## Records for this task
==============================
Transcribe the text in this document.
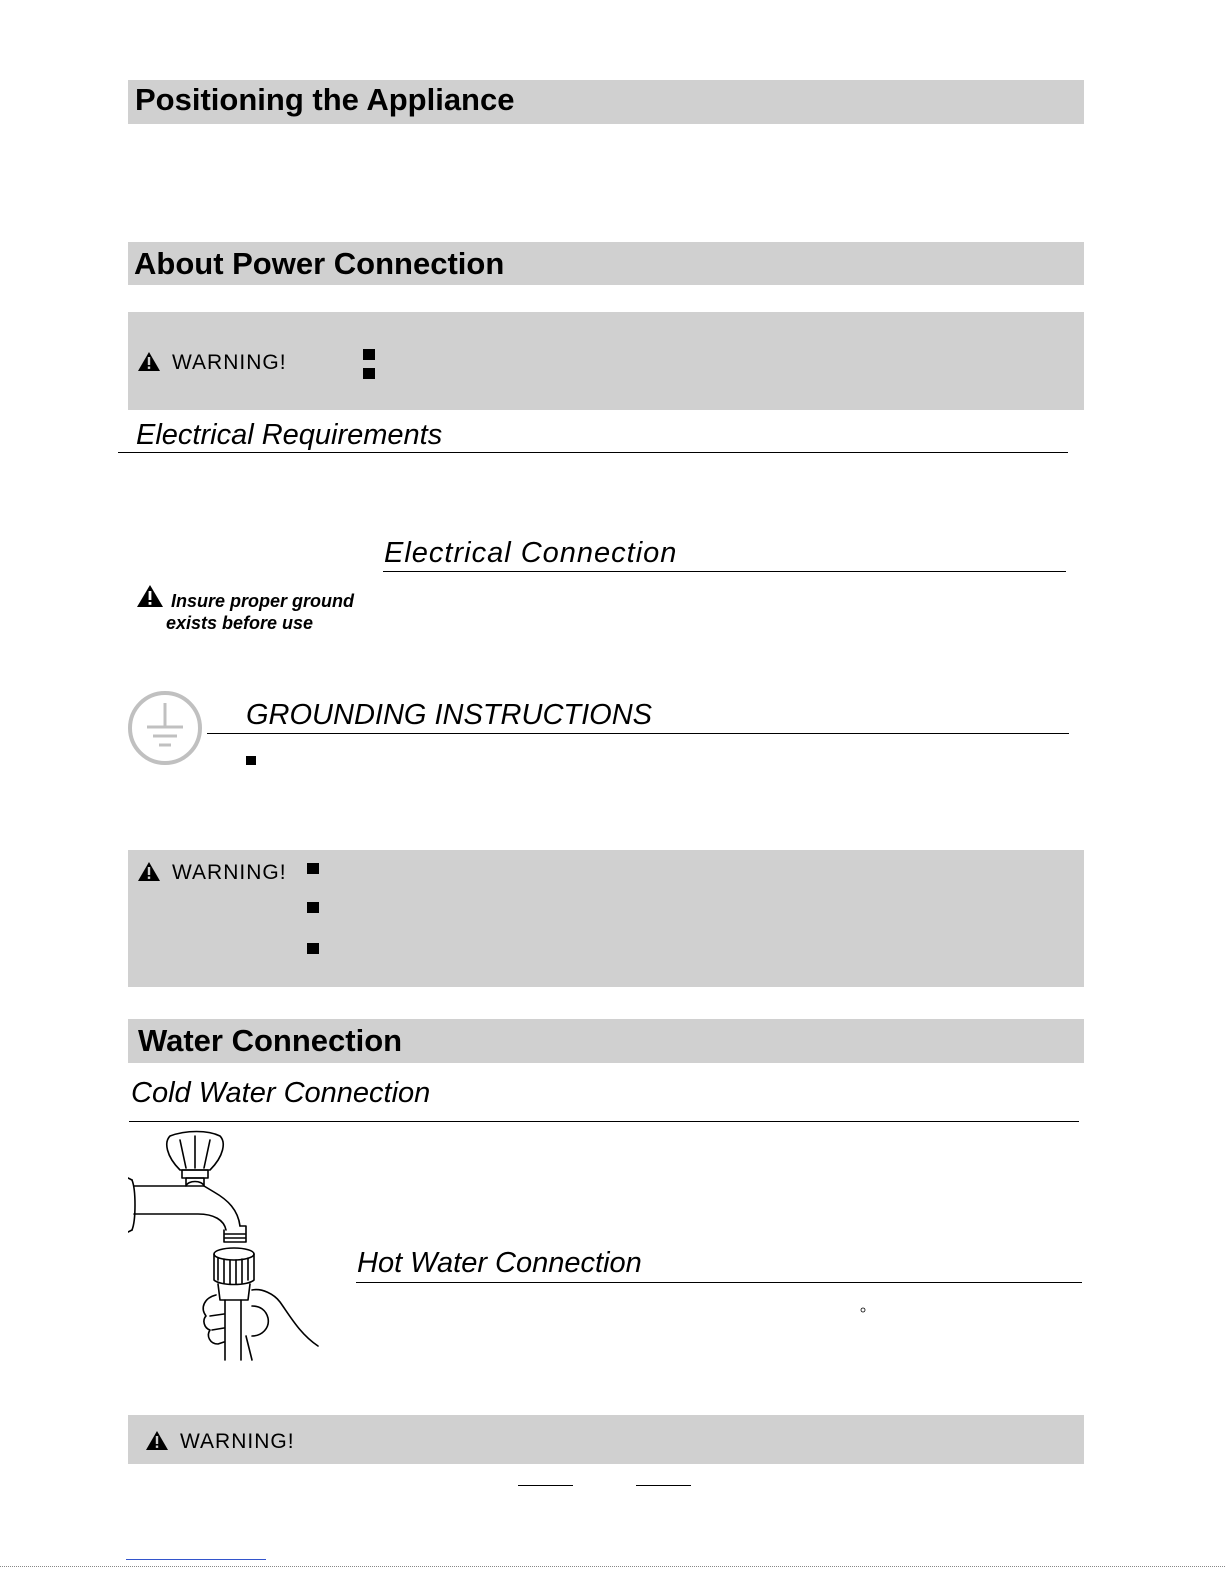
Positioning the Appliance
About Power Connection
WARNING!
Electrical Requirements
Electrical Connection
Insure proper ground
exists before use
GROUNDING INSTRUCTIONS
WARNING!
Water Connection
Cold Water Connection
Hot Water Connection
WARNING!
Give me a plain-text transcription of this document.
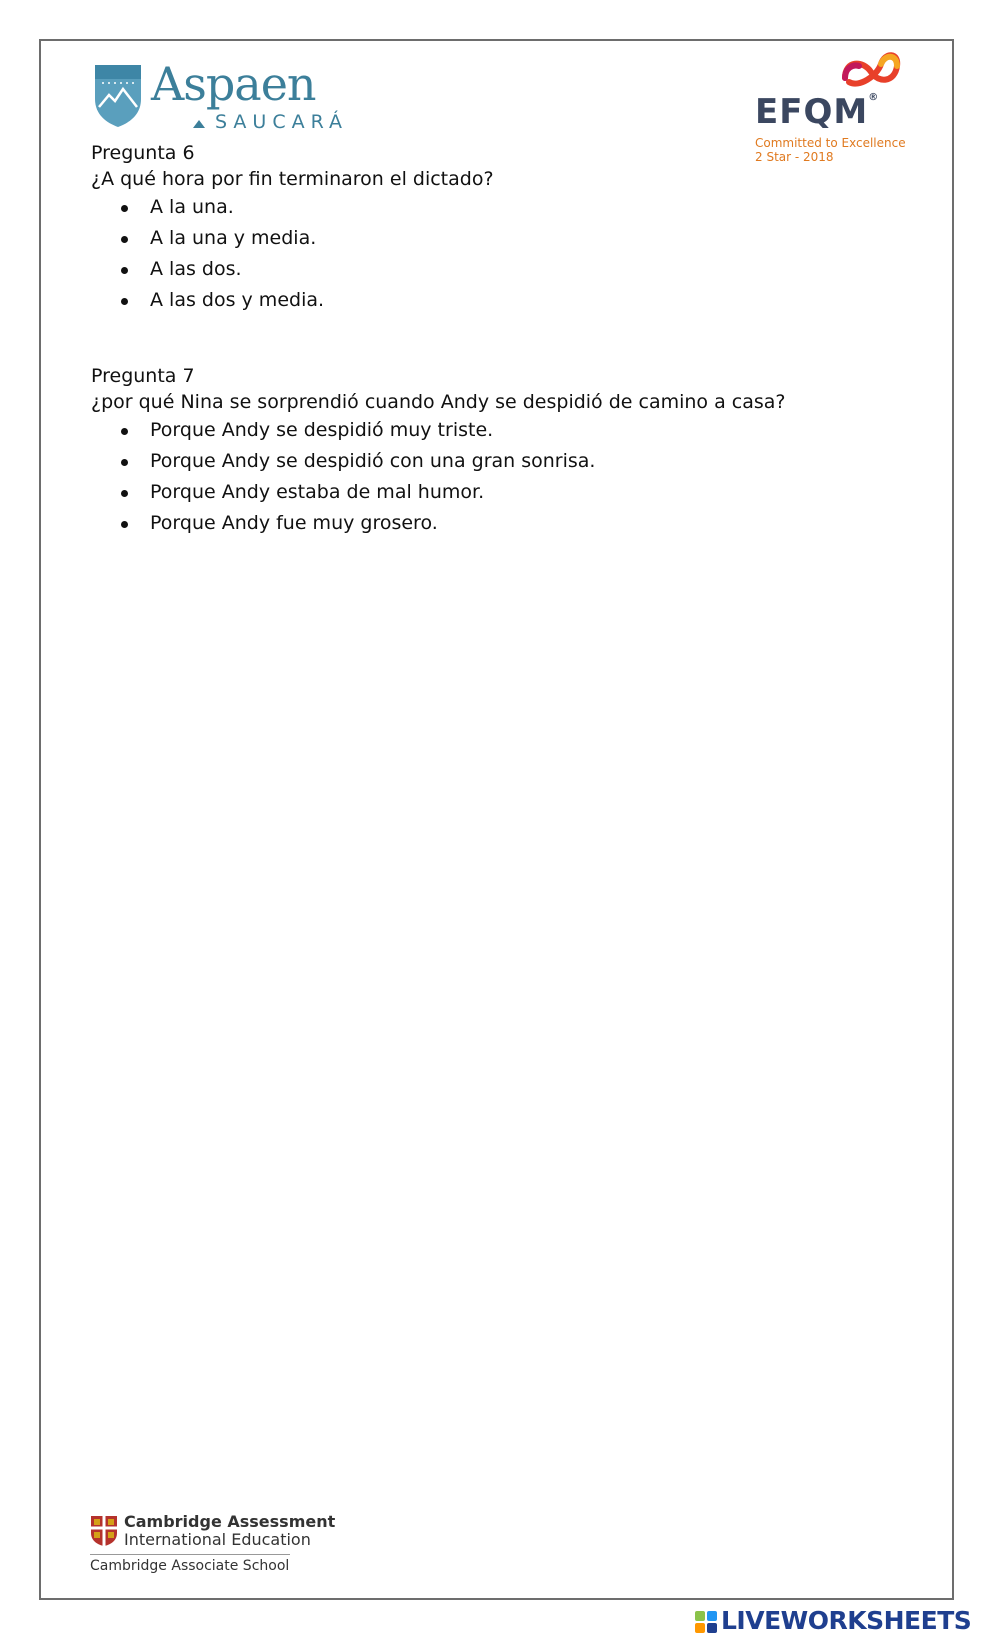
Aspaen
SAUCARÁ	EFQM®
Committed to Excellence
2 Star - 2018
Pregunta 6
¿A qué hora por fin terminaron el dictado?
A la una.
A la una y media.
A las dos.
A las dos y media.
Pregunta 7
¿por qué Nina se sorprendió cuando Andy se despidió de camino a casa?
Porque Andy se despidió muy triste.
Porque Andy se despidió con una gran sonrisa.
Porque Andy estaba de mal humor.
Porque Andy fue muy grosero.
Cambridge Assessment
International Education
Cambridge Associate School
LIVEWORKSHEETS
==============================
## What to do
Set down all the entries exactly as they appear, but skip any pictures.

## Full solution
Transcribe the text in this document.
Positioning the Appliance
About Power Connection
WARNING!
Electrical Requirements
Electrical Connection
Insure proper ground
exists before use
GROUNDING INSTRUCTIONS
WARNING!
Water Connection
Cold Water Connection
Hot Water Connection
WARNING!
Give me a plain-text transcription of this document.
Aspaen
SAUCARÁ	EFQM®
Committed to Excellence
2 Star - 2018
Pregunta 6
¿A qué hora por fin terminaron el dictado?
A la una.
A la una y media.
A las dos.
A las dos y media.
Pregunta 7
¿por qué Nina se sorprendió cuando Andy se despidió de camino a casa?
Porque Andy se despidió muy triste.
Porque Andy se despidió con una gran sonrisa.
Porque Andy estaba de mal humor.
Porque Andy fue muy grosero.
Cambridge Assessment
International Education
Cambridge Associate School
LIVEWORKSHEETS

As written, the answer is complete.